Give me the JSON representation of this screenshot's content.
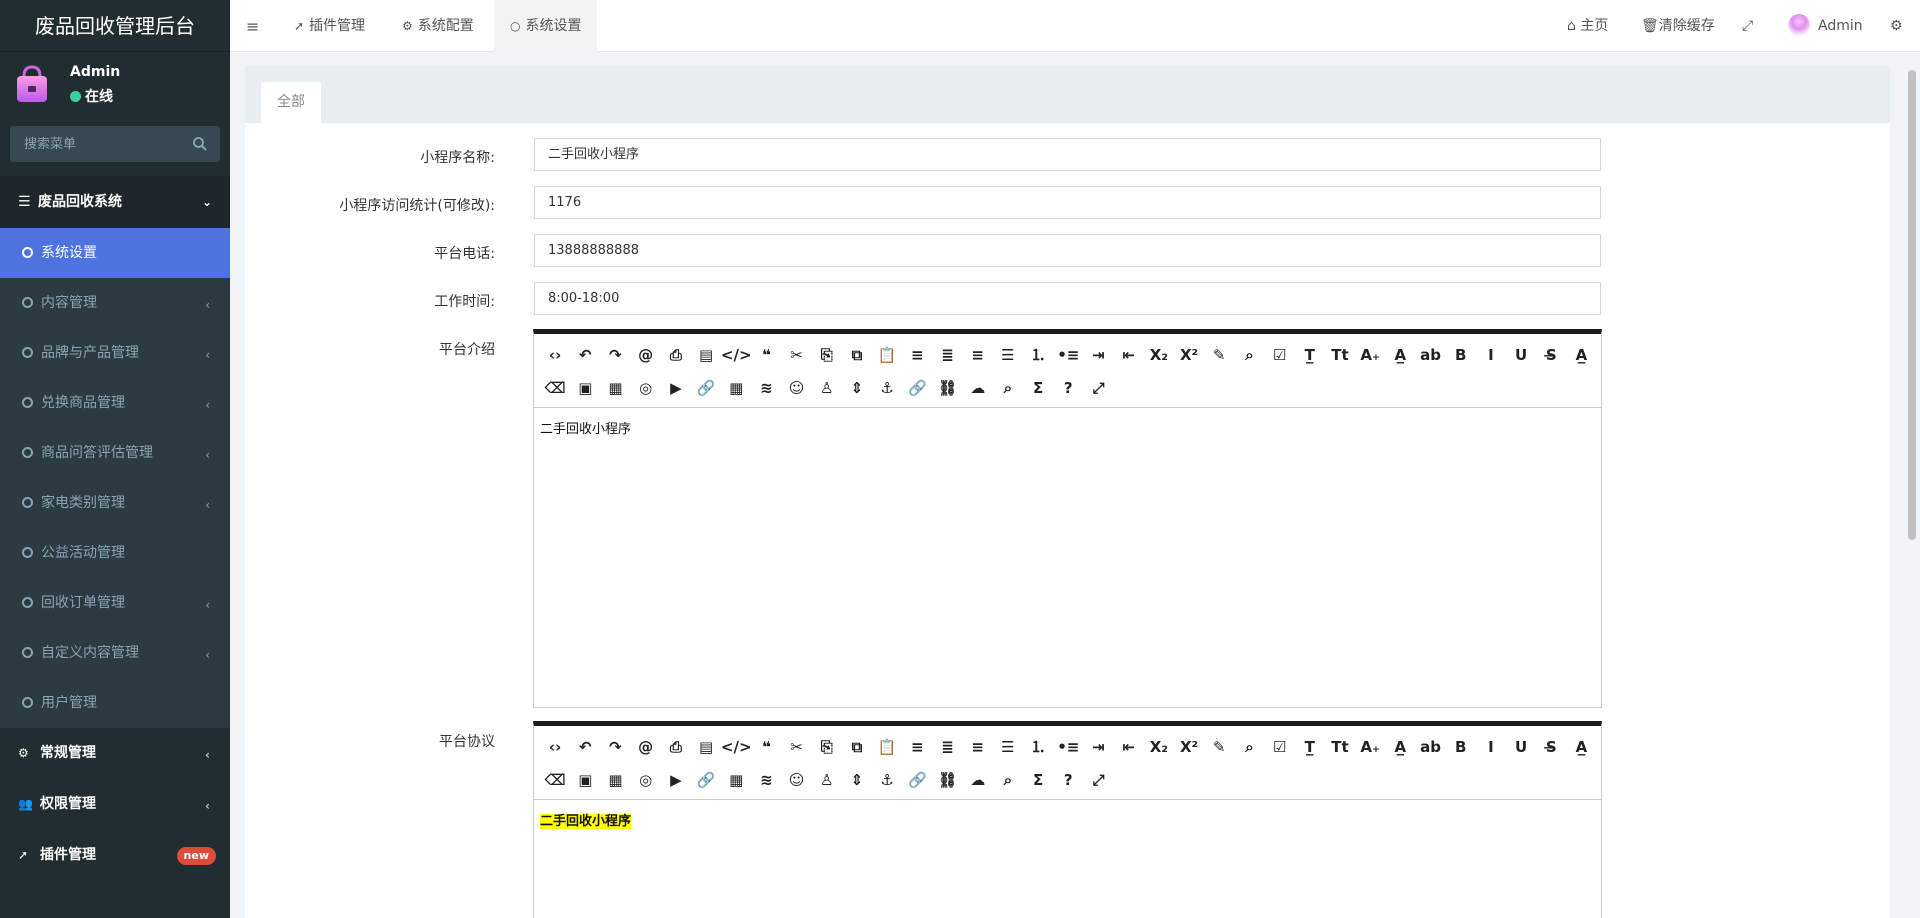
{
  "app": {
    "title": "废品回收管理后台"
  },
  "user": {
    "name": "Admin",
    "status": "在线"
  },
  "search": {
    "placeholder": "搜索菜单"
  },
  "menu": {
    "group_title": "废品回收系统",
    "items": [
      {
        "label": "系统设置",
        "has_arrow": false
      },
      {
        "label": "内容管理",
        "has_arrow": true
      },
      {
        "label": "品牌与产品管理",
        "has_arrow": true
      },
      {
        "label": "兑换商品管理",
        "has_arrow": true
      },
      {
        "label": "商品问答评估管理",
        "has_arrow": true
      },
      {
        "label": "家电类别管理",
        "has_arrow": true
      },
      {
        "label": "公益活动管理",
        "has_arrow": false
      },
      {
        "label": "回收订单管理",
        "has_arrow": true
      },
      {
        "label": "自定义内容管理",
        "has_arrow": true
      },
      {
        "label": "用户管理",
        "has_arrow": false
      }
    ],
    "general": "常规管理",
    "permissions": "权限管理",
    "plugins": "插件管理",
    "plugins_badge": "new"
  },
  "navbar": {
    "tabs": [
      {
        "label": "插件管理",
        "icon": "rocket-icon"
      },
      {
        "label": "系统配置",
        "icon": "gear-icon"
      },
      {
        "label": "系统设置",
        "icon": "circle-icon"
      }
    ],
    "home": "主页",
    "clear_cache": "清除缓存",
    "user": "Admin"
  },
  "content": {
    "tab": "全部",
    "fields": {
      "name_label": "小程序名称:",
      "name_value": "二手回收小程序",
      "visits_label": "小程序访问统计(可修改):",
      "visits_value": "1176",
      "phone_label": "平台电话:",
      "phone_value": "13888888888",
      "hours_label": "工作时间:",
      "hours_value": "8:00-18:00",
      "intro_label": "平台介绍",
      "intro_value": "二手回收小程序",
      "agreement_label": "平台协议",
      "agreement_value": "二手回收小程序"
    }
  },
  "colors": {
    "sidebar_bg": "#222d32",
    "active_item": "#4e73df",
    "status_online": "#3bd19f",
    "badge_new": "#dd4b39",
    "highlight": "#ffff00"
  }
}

● ● ● ● ● ● ●

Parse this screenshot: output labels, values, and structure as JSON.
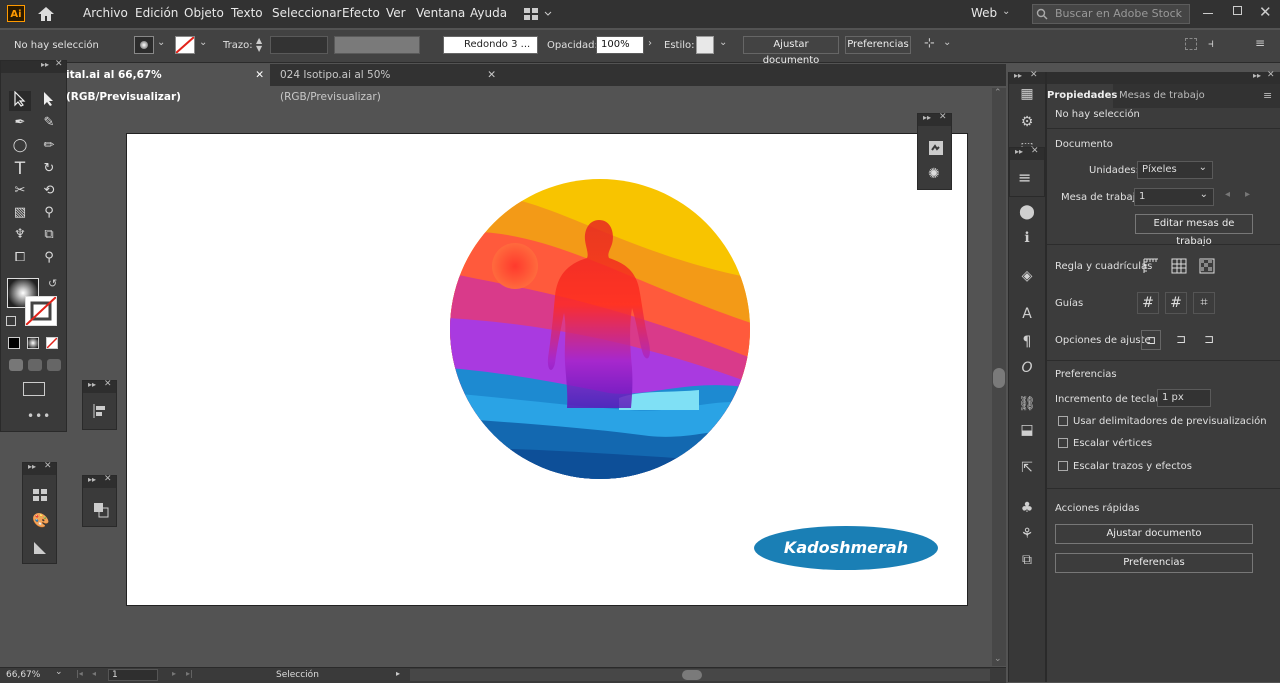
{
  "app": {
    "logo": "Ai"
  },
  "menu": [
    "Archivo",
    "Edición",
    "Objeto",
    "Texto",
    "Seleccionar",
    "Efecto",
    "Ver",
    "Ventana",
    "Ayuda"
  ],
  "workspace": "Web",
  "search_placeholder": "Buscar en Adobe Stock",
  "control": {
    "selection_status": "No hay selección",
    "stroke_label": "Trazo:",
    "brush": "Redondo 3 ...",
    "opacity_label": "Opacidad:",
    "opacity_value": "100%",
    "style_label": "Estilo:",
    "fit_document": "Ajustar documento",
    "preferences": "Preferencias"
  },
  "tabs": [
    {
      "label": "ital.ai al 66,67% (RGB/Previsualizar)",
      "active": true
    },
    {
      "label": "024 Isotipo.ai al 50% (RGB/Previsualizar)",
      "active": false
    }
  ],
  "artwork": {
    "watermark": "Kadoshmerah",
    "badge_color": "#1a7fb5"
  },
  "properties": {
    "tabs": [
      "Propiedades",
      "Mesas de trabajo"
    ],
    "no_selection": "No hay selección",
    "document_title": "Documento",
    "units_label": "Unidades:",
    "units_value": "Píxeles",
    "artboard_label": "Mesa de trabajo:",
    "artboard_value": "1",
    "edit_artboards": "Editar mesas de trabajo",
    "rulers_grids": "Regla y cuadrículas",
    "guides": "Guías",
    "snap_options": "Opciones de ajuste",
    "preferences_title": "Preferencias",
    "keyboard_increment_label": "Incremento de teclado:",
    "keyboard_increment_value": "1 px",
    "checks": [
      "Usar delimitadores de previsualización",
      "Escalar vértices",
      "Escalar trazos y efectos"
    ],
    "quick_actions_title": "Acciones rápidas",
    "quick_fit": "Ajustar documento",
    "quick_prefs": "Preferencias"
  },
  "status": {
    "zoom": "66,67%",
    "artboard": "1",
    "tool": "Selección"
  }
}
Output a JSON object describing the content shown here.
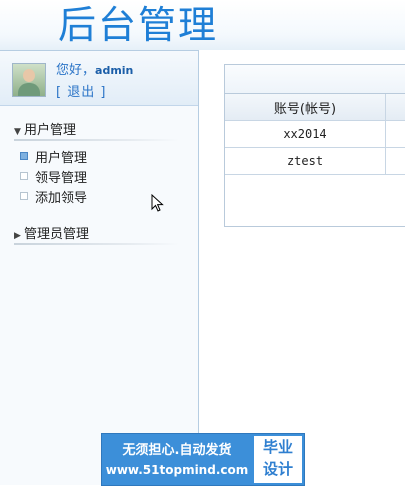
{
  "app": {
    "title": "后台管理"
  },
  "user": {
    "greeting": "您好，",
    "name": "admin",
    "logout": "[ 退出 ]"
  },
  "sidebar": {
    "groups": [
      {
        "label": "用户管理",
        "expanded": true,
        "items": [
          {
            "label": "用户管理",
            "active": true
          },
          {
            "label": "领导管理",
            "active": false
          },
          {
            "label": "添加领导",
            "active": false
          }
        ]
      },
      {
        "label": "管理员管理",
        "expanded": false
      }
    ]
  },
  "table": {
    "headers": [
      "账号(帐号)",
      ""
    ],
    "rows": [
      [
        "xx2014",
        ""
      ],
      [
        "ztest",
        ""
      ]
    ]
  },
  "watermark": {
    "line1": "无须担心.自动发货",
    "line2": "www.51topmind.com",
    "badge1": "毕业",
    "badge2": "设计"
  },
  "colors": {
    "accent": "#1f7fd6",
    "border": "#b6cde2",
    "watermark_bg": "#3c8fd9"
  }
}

● ● ● ● ● ● ●

EXERCISE DETAILS
Gather each line in the data that holds the string "content".

FINISHED TASK
Give me the JSON representation of this screenshot's content.
  "content": {
Output a JSON object describing the content shown here.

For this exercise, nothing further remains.